──────── Records to process ────────

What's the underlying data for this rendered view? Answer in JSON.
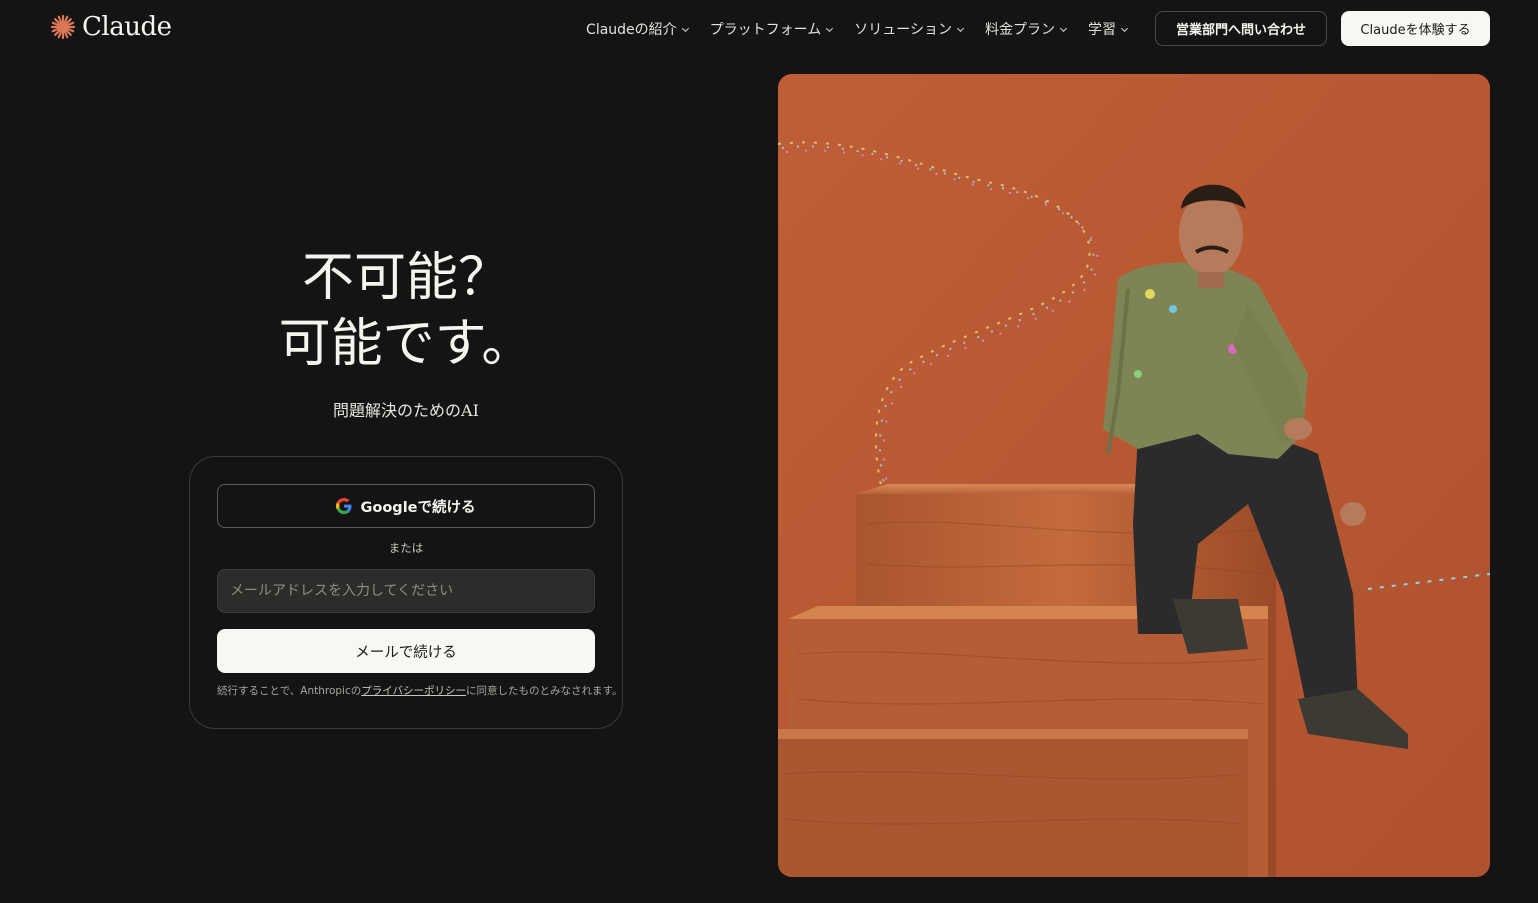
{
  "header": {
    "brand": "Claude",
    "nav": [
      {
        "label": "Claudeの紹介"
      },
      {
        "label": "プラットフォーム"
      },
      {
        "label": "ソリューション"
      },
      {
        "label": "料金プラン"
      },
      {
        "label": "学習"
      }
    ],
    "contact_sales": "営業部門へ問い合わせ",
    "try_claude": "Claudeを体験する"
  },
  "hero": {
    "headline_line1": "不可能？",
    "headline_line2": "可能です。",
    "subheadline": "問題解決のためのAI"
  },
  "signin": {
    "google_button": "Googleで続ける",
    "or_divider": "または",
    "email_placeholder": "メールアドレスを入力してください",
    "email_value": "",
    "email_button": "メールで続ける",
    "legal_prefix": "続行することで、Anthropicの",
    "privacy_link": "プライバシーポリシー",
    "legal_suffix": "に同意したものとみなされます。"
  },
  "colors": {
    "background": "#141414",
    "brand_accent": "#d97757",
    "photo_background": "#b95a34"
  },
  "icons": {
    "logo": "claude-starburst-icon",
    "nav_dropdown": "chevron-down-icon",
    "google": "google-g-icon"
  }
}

────────

» Direction
Select and copy every line of the listing with the word "label".

» Full response
        "label": "Claudeの紹介"
        "label": "プラットフォーム"
        "label": "ソリューション"
        "label": "料金プラン"
        "label": "学習"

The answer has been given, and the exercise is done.